▶ Given instruction: Pick out all lines in the listing holding the string "screenshot" and copy them.

══════════════════════════════

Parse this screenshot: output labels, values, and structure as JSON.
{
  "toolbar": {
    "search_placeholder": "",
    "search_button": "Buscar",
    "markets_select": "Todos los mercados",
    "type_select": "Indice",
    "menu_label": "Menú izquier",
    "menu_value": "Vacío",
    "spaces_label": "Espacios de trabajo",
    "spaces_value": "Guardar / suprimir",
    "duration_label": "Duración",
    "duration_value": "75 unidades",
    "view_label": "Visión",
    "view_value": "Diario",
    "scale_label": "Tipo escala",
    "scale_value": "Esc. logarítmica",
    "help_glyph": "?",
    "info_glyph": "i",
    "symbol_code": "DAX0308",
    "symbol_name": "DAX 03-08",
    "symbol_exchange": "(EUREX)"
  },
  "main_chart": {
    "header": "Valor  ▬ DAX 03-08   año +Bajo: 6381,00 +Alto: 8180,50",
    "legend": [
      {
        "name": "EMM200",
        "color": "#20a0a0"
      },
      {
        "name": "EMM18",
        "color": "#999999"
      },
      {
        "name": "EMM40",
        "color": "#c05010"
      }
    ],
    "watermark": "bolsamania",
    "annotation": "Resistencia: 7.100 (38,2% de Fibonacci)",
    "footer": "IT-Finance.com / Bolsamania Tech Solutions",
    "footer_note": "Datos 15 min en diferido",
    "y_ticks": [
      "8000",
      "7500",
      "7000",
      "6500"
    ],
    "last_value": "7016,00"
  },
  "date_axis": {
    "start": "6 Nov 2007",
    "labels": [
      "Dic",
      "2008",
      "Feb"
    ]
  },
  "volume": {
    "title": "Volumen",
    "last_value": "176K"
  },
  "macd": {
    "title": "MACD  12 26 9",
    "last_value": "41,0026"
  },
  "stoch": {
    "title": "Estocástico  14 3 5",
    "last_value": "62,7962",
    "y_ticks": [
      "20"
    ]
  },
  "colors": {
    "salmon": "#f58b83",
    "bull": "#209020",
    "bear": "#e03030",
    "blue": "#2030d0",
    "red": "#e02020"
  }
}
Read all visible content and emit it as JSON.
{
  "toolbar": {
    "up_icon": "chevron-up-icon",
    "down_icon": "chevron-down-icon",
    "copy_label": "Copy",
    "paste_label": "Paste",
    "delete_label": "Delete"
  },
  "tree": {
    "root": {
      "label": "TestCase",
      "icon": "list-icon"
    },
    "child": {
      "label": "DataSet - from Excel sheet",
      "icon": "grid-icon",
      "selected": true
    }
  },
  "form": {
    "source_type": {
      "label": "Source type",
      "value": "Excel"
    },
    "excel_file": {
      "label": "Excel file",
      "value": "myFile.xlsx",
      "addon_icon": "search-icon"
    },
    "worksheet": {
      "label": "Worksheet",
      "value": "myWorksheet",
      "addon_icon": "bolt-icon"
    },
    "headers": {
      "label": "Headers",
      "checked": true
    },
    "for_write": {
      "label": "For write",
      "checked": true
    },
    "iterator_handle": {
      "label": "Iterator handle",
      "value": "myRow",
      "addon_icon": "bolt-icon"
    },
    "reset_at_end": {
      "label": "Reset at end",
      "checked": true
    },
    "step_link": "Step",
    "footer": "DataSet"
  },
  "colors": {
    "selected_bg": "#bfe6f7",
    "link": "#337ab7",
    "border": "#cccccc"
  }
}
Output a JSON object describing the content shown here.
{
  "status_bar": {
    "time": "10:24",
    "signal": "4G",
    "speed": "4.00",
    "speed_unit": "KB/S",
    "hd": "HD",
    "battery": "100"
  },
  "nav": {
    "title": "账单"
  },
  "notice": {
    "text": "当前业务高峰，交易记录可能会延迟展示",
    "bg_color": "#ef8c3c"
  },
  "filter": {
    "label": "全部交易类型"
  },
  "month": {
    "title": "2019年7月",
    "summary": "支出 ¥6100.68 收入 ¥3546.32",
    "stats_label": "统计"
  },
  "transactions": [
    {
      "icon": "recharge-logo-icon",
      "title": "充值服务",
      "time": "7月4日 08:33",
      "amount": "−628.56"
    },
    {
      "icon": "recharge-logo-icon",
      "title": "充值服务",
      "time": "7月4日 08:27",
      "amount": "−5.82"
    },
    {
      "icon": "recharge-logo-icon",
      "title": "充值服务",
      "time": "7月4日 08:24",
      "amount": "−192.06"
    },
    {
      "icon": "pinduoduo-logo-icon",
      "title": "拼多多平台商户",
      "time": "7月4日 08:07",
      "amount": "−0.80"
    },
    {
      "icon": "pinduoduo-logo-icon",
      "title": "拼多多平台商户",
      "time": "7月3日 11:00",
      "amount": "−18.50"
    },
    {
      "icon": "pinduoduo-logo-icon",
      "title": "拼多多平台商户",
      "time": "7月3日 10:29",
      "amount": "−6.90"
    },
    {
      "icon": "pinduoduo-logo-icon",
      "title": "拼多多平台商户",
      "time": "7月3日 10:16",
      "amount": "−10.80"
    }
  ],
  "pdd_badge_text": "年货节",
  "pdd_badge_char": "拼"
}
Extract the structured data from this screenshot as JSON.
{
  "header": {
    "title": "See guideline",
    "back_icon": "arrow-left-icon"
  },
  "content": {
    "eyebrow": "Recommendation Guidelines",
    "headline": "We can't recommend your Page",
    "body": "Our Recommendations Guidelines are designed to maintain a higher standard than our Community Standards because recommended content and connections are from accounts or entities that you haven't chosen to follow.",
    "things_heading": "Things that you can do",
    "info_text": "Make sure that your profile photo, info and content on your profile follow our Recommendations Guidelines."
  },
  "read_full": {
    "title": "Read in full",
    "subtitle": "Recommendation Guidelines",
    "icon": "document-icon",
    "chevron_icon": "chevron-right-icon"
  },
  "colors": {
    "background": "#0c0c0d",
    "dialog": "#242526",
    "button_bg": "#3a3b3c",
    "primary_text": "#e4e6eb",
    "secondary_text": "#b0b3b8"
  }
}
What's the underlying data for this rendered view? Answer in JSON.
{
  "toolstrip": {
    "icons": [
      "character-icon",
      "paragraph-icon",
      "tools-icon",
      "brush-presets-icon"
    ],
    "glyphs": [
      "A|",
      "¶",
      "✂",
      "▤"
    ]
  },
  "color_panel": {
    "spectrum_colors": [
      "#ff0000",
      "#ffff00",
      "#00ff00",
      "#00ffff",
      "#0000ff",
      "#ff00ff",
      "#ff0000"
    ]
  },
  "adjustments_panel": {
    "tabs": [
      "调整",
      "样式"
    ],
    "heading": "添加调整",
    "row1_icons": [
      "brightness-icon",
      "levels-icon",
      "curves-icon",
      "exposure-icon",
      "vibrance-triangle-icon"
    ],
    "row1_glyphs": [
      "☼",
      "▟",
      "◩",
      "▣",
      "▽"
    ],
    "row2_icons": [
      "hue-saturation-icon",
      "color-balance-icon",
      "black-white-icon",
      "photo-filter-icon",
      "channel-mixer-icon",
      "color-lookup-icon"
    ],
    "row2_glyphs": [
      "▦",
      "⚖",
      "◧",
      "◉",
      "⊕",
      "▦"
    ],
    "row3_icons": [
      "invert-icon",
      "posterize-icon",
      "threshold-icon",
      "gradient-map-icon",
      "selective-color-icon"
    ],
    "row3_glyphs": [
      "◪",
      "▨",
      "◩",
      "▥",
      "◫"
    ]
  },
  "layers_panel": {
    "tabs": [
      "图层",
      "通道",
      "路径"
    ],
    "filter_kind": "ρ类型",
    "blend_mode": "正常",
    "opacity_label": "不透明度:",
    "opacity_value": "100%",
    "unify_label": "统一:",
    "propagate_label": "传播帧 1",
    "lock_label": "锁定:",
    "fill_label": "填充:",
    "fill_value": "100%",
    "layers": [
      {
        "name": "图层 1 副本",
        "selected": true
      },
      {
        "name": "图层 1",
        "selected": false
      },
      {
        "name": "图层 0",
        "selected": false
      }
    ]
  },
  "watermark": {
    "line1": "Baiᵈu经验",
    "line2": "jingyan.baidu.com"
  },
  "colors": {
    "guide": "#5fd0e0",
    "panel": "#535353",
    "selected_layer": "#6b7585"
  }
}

══════════════════════════════

▶ Right answer:
Parse this screenshot: output labels, values, and structure as JSON.
Extract the structured data from this screenshot as JSON.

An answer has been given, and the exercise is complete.